[[ Records shown open ]]
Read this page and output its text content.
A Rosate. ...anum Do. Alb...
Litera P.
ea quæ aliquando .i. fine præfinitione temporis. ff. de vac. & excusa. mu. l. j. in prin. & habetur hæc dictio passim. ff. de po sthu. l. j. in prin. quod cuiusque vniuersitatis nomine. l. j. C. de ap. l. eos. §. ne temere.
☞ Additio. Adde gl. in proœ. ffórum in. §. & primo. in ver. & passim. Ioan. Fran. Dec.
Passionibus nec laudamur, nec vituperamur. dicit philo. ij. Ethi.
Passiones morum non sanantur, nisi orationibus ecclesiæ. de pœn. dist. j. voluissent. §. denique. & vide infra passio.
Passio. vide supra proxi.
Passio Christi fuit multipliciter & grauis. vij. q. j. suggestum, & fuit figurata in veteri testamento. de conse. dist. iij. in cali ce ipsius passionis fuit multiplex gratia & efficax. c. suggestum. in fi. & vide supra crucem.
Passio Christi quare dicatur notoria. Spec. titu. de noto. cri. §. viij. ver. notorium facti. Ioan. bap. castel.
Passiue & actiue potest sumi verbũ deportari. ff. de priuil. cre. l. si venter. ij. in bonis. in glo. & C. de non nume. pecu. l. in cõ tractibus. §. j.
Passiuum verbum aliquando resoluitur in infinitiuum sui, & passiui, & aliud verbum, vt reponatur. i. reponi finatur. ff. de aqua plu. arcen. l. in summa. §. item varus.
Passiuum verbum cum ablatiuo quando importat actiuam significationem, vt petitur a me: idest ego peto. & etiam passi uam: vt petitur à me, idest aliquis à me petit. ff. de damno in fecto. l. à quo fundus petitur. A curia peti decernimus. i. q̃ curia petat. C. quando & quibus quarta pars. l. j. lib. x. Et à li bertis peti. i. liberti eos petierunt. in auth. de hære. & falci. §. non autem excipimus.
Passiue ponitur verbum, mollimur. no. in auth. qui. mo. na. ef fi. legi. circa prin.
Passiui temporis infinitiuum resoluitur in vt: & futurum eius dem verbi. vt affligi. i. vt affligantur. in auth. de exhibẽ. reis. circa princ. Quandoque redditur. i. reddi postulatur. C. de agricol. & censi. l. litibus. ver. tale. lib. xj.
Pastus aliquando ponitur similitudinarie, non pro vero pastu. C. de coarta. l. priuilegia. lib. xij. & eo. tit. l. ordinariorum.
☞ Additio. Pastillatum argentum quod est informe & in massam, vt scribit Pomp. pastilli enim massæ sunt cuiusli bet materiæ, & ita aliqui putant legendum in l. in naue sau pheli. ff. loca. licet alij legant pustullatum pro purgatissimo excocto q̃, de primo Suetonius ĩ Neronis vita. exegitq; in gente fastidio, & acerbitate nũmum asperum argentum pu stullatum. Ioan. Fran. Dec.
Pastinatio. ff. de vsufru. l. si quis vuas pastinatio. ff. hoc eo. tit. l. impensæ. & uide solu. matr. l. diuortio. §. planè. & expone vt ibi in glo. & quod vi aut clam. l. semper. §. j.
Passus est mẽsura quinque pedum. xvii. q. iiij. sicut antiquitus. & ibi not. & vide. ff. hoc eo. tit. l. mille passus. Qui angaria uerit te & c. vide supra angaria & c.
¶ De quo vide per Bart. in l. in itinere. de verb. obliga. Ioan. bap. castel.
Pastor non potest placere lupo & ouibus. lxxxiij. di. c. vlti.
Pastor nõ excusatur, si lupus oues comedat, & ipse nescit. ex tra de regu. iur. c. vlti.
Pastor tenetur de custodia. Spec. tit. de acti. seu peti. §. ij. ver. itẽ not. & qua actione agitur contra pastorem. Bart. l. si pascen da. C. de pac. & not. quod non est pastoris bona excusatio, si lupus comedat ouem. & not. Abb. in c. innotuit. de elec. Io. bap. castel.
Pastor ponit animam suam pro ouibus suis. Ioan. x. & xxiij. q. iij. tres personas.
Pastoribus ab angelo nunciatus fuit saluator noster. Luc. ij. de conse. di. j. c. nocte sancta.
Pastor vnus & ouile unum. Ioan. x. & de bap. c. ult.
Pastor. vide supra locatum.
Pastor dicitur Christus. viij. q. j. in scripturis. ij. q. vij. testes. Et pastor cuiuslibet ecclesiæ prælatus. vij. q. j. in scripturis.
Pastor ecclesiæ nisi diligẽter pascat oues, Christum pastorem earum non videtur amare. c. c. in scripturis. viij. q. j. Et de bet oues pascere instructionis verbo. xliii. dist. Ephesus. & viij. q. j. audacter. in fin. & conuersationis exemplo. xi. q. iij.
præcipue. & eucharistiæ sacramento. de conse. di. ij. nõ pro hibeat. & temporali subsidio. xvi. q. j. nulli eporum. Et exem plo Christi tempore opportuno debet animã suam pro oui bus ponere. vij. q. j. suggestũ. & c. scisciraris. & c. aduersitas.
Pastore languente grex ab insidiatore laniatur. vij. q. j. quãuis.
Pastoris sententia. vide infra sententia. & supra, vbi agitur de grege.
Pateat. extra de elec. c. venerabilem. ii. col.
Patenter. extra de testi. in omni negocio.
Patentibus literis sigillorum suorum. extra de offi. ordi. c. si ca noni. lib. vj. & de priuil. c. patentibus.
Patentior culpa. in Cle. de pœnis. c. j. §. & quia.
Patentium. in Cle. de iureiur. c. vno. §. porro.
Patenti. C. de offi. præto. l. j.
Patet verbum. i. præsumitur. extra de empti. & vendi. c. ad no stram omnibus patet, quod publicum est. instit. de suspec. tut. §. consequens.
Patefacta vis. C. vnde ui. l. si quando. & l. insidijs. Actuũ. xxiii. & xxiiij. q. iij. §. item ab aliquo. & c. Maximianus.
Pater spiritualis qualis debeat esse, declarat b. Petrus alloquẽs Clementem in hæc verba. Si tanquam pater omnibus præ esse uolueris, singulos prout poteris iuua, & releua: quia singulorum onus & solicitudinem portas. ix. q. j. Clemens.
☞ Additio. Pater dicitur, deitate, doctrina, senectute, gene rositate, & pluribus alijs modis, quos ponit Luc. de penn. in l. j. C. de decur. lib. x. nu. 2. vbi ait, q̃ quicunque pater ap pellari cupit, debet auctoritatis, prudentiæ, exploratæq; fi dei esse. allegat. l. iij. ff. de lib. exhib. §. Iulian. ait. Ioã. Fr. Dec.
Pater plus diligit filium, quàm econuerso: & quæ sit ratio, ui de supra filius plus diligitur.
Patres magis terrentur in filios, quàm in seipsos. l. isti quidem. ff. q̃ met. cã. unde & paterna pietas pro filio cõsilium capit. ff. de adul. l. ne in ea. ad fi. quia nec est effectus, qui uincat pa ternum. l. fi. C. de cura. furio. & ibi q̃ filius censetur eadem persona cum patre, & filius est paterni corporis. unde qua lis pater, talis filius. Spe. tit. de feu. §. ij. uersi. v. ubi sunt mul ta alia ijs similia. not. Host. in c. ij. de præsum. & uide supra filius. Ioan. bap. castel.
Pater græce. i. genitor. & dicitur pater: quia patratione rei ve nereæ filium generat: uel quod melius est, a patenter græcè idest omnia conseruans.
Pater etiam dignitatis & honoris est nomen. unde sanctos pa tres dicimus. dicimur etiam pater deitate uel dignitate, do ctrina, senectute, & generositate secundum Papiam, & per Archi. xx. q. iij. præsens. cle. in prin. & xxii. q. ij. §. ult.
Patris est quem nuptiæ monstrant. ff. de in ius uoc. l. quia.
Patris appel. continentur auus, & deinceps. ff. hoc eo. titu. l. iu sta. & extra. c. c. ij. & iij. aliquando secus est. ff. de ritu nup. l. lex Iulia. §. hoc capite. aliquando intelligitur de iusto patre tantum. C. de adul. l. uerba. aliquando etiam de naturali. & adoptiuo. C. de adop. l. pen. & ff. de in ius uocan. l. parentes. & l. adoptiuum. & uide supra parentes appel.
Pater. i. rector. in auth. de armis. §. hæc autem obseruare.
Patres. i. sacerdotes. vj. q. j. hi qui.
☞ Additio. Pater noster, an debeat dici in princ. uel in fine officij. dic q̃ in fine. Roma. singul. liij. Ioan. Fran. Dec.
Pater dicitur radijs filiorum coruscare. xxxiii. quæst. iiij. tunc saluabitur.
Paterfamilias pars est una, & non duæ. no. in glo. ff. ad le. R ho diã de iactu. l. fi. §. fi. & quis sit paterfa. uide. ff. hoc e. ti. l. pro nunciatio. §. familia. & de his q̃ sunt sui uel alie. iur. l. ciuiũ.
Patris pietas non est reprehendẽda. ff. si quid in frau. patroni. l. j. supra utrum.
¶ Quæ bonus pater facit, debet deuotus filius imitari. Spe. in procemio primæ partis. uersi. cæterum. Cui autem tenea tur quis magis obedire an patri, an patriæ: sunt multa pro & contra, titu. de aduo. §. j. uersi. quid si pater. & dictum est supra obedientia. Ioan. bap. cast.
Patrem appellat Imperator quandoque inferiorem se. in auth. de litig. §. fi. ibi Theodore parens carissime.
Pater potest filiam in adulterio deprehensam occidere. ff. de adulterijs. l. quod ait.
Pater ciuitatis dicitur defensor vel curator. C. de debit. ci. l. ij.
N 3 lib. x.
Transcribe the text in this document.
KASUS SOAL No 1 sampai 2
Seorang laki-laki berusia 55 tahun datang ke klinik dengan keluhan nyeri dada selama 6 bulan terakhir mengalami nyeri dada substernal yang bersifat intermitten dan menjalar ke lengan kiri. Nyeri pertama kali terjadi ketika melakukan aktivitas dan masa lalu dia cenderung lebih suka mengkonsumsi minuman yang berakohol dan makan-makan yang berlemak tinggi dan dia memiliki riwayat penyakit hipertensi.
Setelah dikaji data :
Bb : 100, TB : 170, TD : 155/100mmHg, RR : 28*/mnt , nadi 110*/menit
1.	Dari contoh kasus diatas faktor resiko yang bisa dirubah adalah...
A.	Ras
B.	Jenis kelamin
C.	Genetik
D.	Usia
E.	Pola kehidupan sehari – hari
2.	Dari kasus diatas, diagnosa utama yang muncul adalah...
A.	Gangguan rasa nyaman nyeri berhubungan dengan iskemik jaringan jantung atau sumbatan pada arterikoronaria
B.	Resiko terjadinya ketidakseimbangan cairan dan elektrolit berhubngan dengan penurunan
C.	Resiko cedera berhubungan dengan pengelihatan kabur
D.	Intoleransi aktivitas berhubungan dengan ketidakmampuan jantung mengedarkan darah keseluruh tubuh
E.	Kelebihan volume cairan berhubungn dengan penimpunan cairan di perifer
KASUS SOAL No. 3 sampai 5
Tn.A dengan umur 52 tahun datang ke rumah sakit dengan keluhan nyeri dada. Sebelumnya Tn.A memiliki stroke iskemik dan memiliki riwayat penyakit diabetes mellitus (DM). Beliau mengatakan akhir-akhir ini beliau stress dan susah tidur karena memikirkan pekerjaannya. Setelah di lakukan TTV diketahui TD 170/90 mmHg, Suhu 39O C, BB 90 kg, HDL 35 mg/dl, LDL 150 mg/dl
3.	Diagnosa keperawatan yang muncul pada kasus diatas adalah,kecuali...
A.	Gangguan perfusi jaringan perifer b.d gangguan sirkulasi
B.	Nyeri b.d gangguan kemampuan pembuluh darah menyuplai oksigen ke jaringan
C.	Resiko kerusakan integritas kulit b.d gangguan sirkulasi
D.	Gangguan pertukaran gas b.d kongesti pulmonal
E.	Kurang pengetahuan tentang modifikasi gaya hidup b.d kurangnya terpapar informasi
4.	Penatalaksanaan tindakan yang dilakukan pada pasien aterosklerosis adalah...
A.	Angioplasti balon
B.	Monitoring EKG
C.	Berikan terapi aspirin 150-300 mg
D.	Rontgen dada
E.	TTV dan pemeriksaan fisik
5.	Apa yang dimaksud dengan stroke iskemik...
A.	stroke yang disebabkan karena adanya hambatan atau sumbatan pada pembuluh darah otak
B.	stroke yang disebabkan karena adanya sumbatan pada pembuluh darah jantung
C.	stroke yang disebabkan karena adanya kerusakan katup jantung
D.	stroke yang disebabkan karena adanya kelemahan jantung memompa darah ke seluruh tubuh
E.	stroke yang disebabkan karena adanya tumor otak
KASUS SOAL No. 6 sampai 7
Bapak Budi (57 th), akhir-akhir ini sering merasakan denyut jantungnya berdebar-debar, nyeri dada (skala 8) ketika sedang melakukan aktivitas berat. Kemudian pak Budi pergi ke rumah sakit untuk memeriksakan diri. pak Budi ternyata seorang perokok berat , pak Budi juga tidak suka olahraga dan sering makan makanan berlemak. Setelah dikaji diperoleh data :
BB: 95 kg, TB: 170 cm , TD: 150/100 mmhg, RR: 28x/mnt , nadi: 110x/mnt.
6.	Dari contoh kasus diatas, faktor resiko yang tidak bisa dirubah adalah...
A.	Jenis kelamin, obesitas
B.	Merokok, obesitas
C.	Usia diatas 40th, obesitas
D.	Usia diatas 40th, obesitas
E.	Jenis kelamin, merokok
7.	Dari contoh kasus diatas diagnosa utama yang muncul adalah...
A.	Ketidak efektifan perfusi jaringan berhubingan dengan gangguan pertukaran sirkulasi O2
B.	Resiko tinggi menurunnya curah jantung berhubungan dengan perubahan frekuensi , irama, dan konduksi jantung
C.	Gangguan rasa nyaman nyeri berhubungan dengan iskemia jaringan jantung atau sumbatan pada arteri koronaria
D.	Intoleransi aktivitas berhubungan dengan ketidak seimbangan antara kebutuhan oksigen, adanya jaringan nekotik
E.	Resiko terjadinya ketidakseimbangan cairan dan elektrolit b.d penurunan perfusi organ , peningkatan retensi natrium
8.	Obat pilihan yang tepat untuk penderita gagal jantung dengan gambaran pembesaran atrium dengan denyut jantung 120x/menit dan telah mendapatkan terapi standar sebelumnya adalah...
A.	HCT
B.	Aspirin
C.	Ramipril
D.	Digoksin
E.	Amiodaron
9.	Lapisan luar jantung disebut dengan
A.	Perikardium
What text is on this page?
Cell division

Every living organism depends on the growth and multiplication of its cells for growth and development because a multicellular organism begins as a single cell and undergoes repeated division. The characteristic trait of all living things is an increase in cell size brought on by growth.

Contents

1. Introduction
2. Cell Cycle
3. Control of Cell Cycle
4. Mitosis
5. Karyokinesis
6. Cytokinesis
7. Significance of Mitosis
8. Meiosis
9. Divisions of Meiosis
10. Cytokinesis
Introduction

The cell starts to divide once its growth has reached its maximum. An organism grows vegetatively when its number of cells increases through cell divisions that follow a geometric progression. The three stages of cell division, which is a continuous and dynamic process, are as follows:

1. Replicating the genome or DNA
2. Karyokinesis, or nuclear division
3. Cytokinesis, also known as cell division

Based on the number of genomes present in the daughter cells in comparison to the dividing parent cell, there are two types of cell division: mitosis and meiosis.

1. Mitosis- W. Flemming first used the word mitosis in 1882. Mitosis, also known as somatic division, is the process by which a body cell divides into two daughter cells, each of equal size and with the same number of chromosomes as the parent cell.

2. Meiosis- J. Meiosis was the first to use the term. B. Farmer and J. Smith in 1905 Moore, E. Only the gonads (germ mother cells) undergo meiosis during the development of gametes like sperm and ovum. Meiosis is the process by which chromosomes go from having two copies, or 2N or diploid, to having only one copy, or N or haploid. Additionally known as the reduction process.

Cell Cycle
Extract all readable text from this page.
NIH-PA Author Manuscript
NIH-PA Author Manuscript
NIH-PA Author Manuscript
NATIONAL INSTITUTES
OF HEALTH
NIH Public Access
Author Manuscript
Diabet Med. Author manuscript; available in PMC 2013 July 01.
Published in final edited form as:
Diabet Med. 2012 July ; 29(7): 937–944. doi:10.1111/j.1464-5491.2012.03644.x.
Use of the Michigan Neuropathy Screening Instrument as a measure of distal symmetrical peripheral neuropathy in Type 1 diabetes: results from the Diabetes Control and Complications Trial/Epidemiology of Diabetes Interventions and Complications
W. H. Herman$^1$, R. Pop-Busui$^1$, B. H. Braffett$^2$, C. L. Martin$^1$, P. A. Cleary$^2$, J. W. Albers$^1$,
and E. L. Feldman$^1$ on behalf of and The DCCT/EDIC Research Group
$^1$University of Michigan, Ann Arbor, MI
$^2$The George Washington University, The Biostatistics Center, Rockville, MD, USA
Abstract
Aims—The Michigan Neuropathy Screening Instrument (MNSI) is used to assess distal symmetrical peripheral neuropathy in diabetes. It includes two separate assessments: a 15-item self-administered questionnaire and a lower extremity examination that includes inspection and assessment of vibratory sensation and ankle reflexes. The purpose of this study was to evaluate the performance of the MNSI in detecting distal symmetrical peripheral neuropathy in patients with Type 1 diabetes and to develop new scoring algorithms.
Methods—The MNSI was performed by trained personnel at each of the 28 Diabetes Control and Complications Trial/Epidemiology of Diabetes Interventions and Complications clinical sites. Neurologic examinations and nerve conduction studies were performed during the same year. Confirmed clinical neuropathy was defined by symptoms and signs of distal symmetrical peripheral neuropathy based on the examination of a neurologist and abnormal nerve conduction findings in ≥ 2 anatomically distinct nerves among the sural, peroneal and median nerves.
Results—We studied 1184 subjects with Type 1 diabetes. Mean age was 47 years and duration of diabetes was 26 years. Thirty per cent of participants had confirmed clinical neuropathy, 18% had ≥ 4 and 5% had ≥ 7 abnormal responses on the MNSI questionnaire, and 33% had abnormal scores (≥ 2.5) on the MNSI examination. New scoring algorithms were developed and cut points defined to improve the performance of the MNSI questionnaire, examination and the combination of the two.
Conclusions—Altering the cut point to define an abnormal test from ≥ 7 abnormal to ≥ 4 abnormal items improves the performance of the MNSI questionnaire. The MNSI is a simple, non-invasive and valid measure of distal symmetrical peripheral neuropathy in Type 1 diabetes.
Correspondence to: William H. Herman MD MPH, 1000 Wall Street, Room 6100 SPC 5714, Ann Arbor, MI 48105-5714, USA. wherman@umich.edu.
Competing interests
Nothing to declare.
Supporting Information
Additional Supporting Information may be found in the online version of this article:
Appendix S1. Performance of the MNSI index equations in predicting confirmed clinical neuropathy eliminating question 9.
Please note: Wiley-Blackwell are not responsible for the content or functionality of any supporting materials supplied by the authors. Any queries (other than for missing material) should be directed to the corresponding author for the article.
[[ Records shown closed ]]
What is the number of lines in the records that include "scripturis"? Answer with that number alone.

* _Answer section_
2